- **DIRECTIONS FOR THIS TASK**: Tell how many lines carry the word "Hunde"; the reply is the number and nothing else.

- **DATA EXTRACT**:
□ □ □ □
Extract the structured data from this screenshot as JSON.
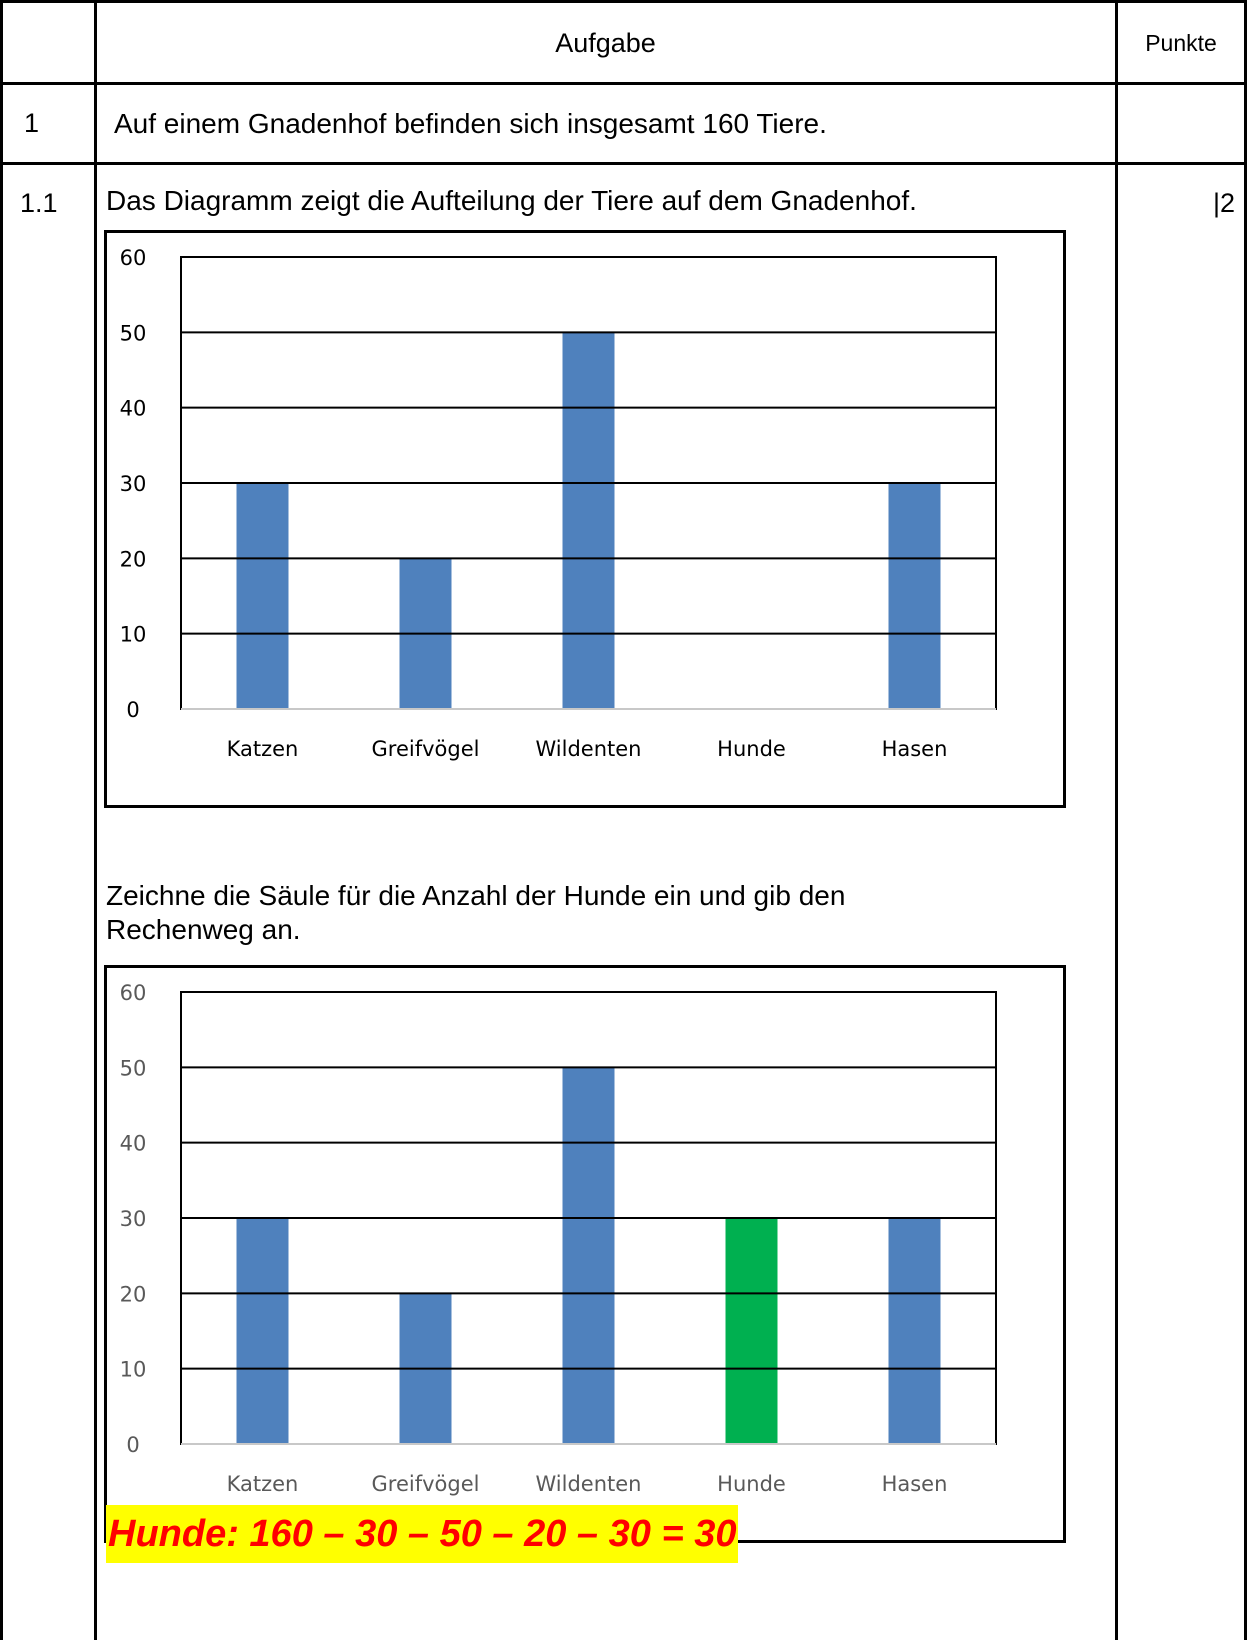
{
  "table": {
    "header": {
      "aufgabe": "Aufgabe",
      "punkte": "Punkte"
    },
    "row1": {
      "number": "1",
      "text": "Auf einem Gnadenhof befinden sich insgesamt 160 Tiere."
    },
    "row2": {
      "number": "1.1",
      "text": "Das Diagramm zeigt die Aufteilung der Tiere auf dem Gnadenhof.",
      "points": "|2",
      "instruction_line1": "Zeichne die Säule für die Anzahl der Hunde ein und gib den",
      "instruction_line2": "Rechenweg an.",
      "answer": "Hunde: 160 – 30 – 50 – 20 – 30 = 30"
    }
  },
  "chart_data": [
    {
      "type": "bar",
      "categories": [
        "Katzen",
        "Greifvögel",
        "Wildenten",
        "Hunde",
        "Hasen"
      ],
      "values": [
        30,
        20,
        50,
        null,
        30
      ],
      "ylim": [
        0,
        60
      ],
      "yticks": [
        0,
        10,
        20,
        30,
        40,
        50,
        60
      ],
      "grid": true,
      "colors": [
        "#4f81bd",
        "#4f81bd",
        "#4f81bd",
        "#4f81bd",
        "#4f81bd"
      ],
      "label_color": "#000000"
    },
    {
      "type": "bar",
      "categories": [
        "Katzen",
        "Greifvögel",
        "Wildenten",
        "Hunde",
        "Hasen"
      ],
      "values": [
        30,
        20,
        50,
        30,
        30
      ],
      "ylim": [
        0,
        60
      ],
      "yticks": [
        0,
        10,
        20,
        30,
        40,
        50,
        60
      ],
      "grid": true,
      "colors": [
        "#4f81bd",
        "#4f81bd",
        "#4f81bd",
        "#00b050",
        "#4f81bd"
      ],
      "label_color": "#595959"
    }
  ]
}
□ □ □ □
- **CORRECT OUTPUT**: 4